WHAT THIS TASK INVOLVES.
The entries below should be output exactly as written.

MATERIAL PROVIDED.
= = = =

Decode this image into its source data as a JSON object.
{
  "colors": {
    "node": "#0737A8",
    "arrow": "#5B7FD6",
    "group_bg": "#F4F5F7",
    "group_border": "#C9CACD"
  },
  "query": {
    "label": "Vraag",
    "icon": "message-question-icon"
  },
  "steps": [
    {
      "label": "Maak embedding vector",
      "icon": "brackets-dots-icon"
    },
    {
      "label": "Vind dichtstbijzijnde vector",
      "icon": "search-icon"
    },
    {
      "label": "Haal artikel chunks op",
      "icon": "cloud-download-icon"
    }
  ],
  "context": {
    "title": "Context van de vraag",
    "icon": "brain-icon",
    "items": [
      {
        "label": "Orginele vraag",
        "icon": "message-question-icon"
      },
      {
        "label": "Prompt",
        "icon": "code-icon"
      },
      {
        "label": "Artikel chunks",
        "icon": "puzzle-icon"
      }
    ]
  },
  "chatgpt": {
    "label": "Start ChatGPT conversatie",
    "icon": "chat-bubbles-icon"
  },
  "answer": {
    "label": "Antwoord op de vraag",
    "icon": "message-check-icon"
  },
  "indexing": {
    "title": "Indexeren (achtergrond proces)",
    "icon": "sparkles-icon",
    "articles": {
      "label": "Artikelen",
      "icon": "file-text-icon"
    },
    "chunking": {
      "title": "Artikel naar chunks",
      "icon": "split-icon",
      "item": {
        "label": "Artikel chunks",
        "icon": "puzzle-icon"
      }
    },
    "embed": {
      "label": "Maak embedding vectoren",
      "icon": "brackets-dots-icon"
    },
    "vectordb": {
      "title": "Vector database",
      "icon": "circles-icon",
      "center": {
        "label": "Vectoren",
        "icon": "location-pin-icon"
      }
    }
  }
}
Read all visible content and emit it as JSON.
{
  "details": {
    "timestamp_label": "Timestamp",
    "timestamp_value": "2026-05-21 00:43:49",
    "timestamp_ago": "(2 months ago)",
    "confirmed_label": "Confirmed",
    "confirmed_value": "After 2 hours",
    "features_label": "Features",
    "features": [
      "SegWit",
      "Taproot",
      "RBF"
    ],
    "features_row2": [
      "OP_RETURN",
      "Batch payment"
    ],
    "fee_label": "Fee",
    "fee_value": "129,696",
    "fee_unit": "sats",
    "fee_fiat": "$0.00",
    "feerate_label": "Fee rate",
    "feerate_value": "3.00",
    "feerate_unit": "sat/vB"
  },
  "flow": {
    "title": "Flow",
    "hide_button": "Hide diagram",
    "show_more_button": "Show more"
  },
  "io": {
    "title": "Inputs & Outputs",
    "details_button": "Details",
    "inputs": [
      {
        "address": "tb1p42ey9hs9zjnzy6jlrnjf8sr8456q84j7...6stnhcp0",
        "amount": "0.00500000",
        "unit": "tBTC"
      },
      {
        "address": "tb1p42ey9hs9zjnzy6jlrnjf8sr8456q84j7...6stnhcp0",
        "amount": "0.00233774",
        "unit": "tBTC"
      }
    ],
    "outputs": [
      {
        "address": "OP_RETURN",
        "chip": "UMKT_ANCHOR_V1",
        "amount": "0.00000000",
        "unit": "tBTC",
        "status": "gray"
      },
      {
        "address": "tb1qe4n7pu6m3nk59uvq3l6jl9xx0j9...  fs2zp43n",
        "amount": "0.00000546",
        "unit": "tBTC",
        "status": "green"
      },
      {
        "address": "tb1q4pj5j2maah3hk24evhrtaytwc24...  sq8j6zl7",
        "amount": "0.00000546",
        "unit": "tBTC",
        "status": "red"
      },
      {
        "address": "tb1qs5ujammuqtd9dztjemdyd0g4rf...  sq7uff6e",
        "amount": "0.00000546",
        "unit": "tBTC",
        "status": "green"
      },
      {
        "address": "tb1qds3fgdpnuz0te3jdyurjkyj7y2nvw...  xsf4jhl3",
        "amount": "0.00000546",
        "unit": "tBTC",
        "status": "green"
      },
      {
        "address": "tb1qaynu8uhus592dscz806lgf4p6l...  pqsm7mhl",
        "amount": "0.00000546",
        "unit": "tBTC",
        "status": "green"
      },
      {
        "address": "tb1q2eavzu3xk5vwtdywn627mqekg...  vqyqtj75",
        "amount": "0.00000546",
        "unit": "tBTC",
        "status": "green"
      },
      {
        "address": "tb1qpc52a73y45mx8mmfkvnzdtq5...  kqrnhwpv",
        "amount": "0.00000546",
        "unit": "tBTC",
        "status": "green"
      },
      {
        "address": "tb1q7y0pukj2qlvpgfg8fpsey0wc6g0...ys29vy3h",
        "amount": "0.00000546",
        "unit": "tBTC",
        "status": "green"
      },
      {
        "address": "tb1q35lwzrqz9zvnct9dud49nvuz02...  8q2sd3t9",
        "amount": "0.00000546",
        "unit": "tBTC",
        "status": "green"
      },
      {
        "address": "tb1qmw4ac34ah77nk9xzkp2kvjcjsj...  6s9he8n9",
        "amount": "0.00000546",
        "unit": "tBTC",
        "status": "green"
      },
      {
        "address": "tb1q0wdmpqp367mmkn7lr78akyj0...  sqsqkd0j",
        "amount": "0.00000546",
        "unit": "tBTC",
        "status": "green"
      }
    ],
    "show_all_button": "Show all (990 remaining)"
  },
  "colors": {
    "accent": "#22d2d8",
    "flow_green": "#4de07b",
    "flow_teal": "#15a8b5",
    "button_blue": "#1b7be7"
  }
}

= = = =

CORRECT OUTPUT.
Decode this image into its source data as a JSON object.
{
  "colors": {
    "node": "#0737A8",
    "arrow": "#5B7FD6",
    "group_bg": "#F4F5F7",
    "group_border": "#C9CACD"
  },
  "query": {
    "label": "Vraag",
    "icon": "message-question-icon"
  },
  "steps": [
    {
      "label": "Maak embedding vector",
      "icon": "brackets-dots-icon"
    },
    {
      "label": "Vind dichtstbijzijnde vector",
      "icon": "search-icon"
    },
    {
      "label": "Haal artikel chunks op",
      "icon": "cloud-download-icon"
    }
  ],
  "context": {
    "title": "Context van de vraag",
    "icon": "brain-icon",
    "items": [
      {
        "label": "Orginele vraag",
        "icon": "message-question-icon"
      },
      {
        "label": "Prompt",
        "icon": "code-icon"
      },
      {
        "label": "Artikel chunks",
        "icon": "puzzle-icon"
      }
    ]
  },
  "chatgpt": {
    "label": "Start ChatGPT conversatie",
    "icon": "chat-bubbles-icon"
  },
  "answer": {
    "label": "Antwoord op de vraag",
    "icon": "message-check-icon"
  },
  "indexing": {
    "title": "Indexeren (achtergrond proces)",
    "icon": "sparkles-icon",
    "articles": {
      "label": "Artikelen",
      "icon": "file-text-icon"
    },
    "chunking": {
      "title": "Artikel naar chunks",
      "icon": "split-icon",
      "item": {
        "label": "Artikel chunks",
        "icon": "puzzle-icon"
      }
    },
    "embed": {
      "label": "Maak embedding vectoren",
      "icon": "brackets-dots-icon"
    },
    "vectordb": {
      "title": "Vector database",
      "icon": "circles-icon",
      "center": {
        "label": "Vectoren",
        "icon": "location-pin-icon"
      }
    }
  }
}
Read all visible content and emit it as JSON.
{
  "details": {
    "timestamp_label": "Timestamp",
    "timestamp_value": "2026-05-21 00:43:49",
    "timestamp_ago": "(2 months ago)",
    "confirmed_label": "Confirmed",
    "confirmed_value": "After 2 hours",
    "features_label": "Features",
    "features": [
      "SegWit",
      "Taproot",
      "RBF"
    ],
    "features_row2": [
      "OP_RETURN",
      "Batch payment"
    ],
    "fee_label": "Fee",
    "fee_value": "129,696",
    "fee_unit": "sats",
    "fee_fiat": "$0.00",
    "feerate_label": "Fee rate",
    "feerate_value": "3.00",
    "feerate_unit": "sat/vB"
  },
  "flow": {
    "title": "Flow",
    "hide_button": "Hide diagram",
    "show_more_button": "Show more"
  },
  "io": {
    "title": "Inputs & Outputs",
    "details_button": "Details",
    "inputs": [
      {
        "address": "tb1p42ey9hs9zjnzy6jlrnjf8sr8456q84j7...6stnhcp0",
        "amount": "0.00500000",
        "unit": "tBTC"
      },
      {
        "address": "tb1p42ey9hs9zjnzy6jlrnjf8sr8456q84j7...6stnhcp0",
        "amount": "0.00233774",
        "unit": "tBTC"
      }
    ],
    "outputs": [
      {
        "address": "OP_RETURN",
        "chip": "UMKT_ANCHOR_V1",
        "amount": "0.00000000",
        "unit": "tBTC",
        "status": "gray"
      },
      {
        "address": "tb1qe4n7pu6m3nk59uvq3l6jl9xx0j9...  fs2zp43n",
        "amount": "0.00000546",
        "unit": "tBTC",
        "status": "green"
      },
      {
        "address": "tb1q4pj5j2maah3hk24evhrtaytwc24...  sq8j6zl7",
        "amount": "0.00000546",
        "unit": "tBTC",
        "status": "red"
      },
      {
        "address": "tb1qs5ujammuqtd9dztjemdyd0g4rf...  sq7uff6e",
        "amount": "0.00000546",
        "unit": "tBTC",
        "status": "green"
      },
      {
        "address": "tb1qds3fgdpnuz0te3jdyurjkyj7y2nvw...  xsf4jhl3",
        "amount": "0.00000546",
        "unit": "tBTC",
        "status": "green"
      },
      {
        "address": "tb1qaynu8uhus592dscz806lgf4p6l...  pqsm7mhl",
        "amount": "0.00000546",
        "unit": "tBTC",
        "status": "green"
      },
      {
        "address": "tb1q2eavzu3xk5vwtdywn627mqekg...  vqyqtj75",
        "amount": "0.00000546",
        "unit": "tBTC",
        "status": "green"
      },
      {
        "address": "tb1qpc52a73y45mx8mmfkvnzdtq5...  kqrnhwpv",
        "amount": "0.00000546",
        "unit": "tBTC",
        "status": "green"
      },
      {
        "address": "tb1q7y0pukj2qlvpgfg8fpsey0wc6g0...ys29vy3h",
        "amount": "0.00000546",
        "unit": "tBTC",
        "status": "green"
      },
      {
        "address": "tb1q35lwzrqz9zvnct9dud49nvuz02...  8q2sd3t9",
        "amount": "0.00000546",
        "unit": "tBTC",
        "status": "green"
      },
      {
        "address": "tb1qmw4ac34ah77nk9xzkp2kvjcjsj...  6s9he8n9",
        "amount": "0.00000546",
        "unit": "tBTC",
        "status": "green"
      },
      {
        "address": "tb1q0wdmpqp367mmkn7lr78akyj0...  sqsqkd0j",
        "amount": "0.00000546",
        "unit": "tBTC",
        "status": "green"
      }
    ],
    "show_all_button": "Show all (990 remaining)"
  },
  "colors": {
    "accent": "#22d2d8",
    "flow_green": "#4de07b",
    "flow_teal": "#15a8b5",
    "button_blue": "#1b7be7"
  }
}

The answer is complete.